Task to complete
Recast all of the material below as a Markdown table with two columns, Row and Line, putting a row number in the first column and the line in the second. Skip blank lines and leave the pictures out.

[start Material supplied]

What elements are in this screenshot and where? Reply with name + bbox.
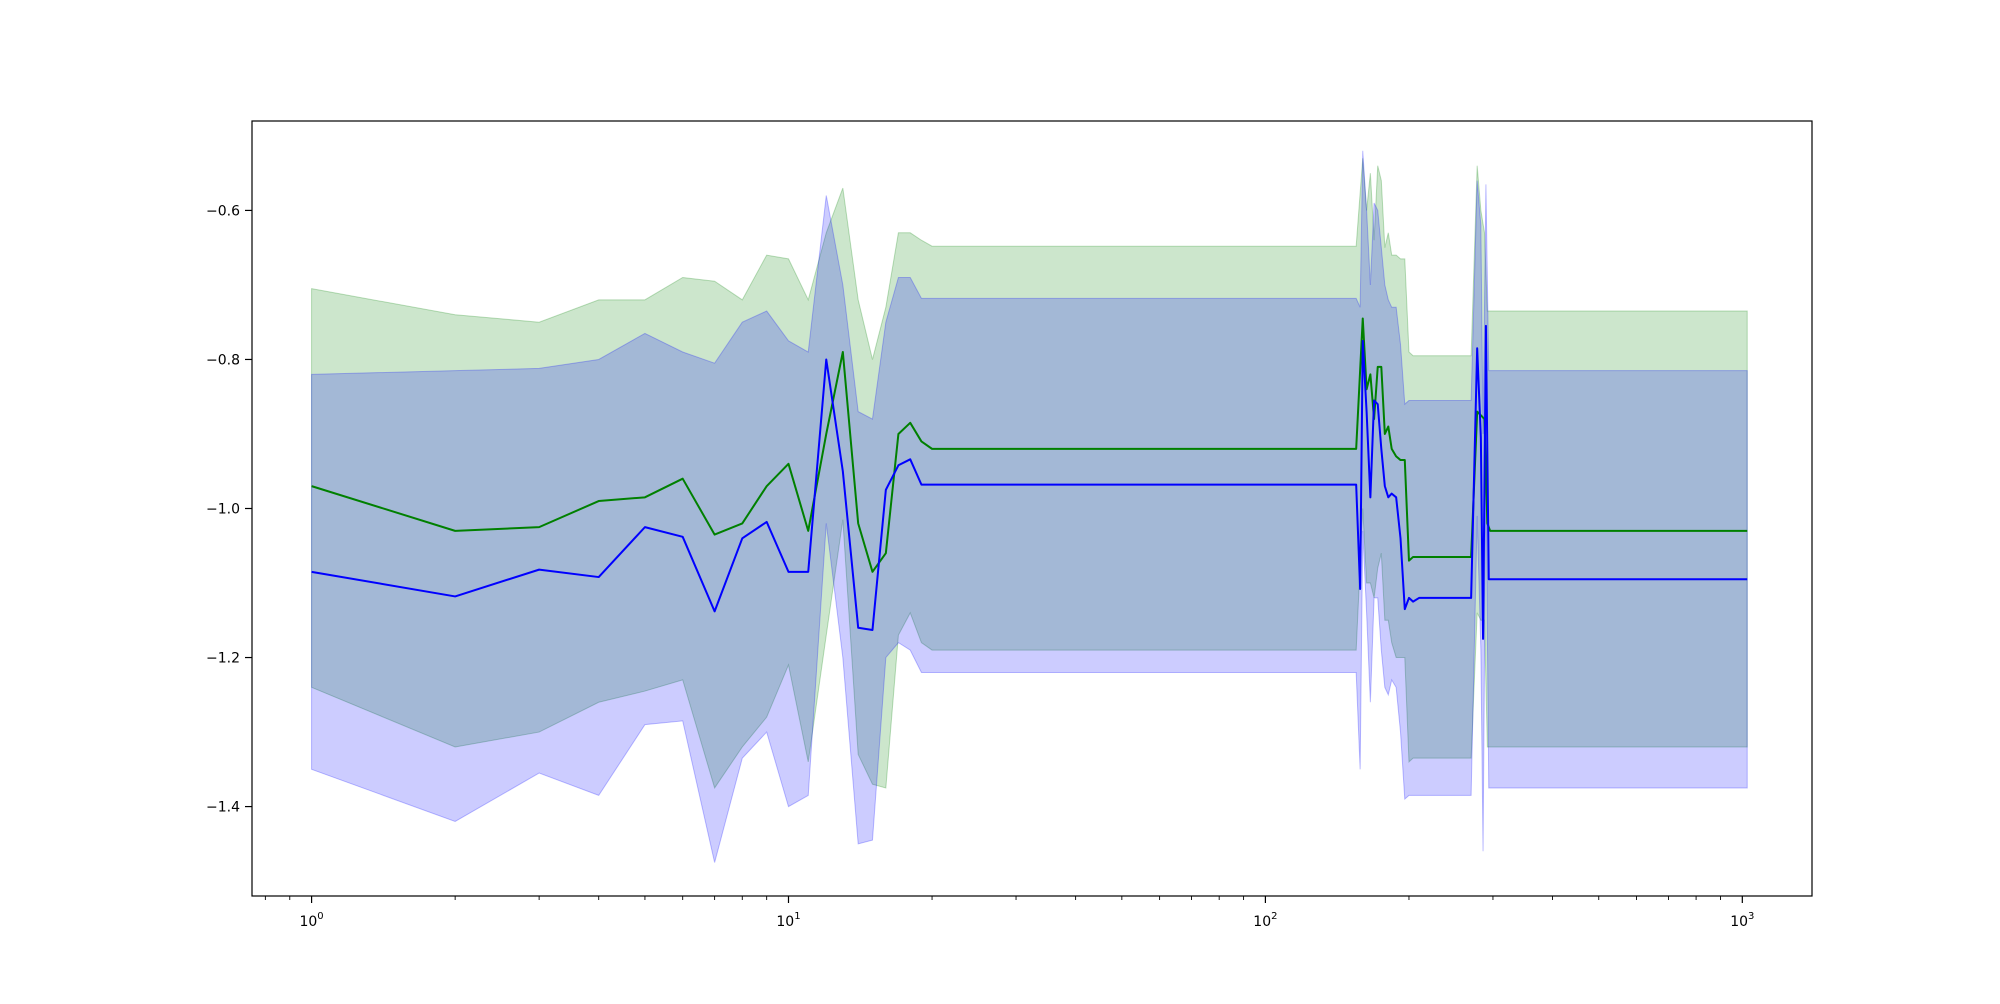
y-tick-label: −1.0 <box>206 502 240 518</box>
x-tick-label: 100 <box>299 911 323 930</box>
y-tick-label: −0.8 <box>206 352 240 368</box>
x-tick-label: 103 <box>1730 911 1754 930</box>
line-blue <box>311 324 1748 640</box>
x-tick-label: 101 <box>776 911 800 930</box>
line-green <box>311 317 1748 573</box>
y-tick-label: −0.6 <box>206 203 240 219</box>
band-green <box>311 158 1748 790</box>
y-tick-label: −1.2 <box>206 651 240 667</box>
x-tick-label: 102 <box>1253 911 1277 930</box>
series-lines <box>311 317 1748 640</box>
plot-frame <box>251 120 1813 897</box>
confidence-bands <box>311 150 1748 863</box>
y-axis-ticks: −0.6 −0.8 −1.0 −1.2 −1.4 <box>206 203 252 816</box>
y-tick-label: −1.4 <box>206 800 240 816</box>
band-blue <box>311 150 1748 863</box>
x-axis-ticks: 100 101 102 103 <box>264 896 1754 930</box>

[end Material supplied]

Answer for the task
| Row | Line |
|---|---|
| 1 | What elements are in this screenshot and where? Reply with name + bbox. |
| 2 | y-tick-label: −1.0 <box>206 502 240 518</box> |
| 3 | x-tick-label: 100 <box>299 911 323 930</box> |
| 4 | y-tick-label: −0.8 <box>206 352 240 368</box> |
| 5 | x-tick-label: 103 <box>1730 911 1754 930</box> |
| 6 | line-blue <box>311 324 1748 640</box> |
| 7 | x-tick-label: 101 <box>776 911 800 930</box> |
| 8 | line-green <box>311 317 1748 573</box> |
| 9 | y-tick-label: −0.6 <box>206 203 240 219</box> |
| 10 | band-green <box>311 158 1748 790</box> |
| 11 | y-tick-label: −1.2 <box>206 651 240 667</box> |
| 12 | x-tick-label: 102 <box>1253 911 1277 930</box> |
| 13 | series-lines <box>311 317 1748 640</box> |
| 14 | plot-frame <box>251 120 1813 897</box> |
| 15 | confidence-bands <box>311 150 1748 863</box> |
| 16 | y-axis-ticks: −0.6 −0.8 −1.0 −1.2 −1.4 <box>206 203 252 816</box> |
| 17 | y-tick-label: −1.4 <box>206 800 240 816</box> |
| 18 | band-blue <box>311 150 1748 863</box> |
| 19 | x-axis-ticks: 100 101 102 103 <box>264 896 1754 930</box> |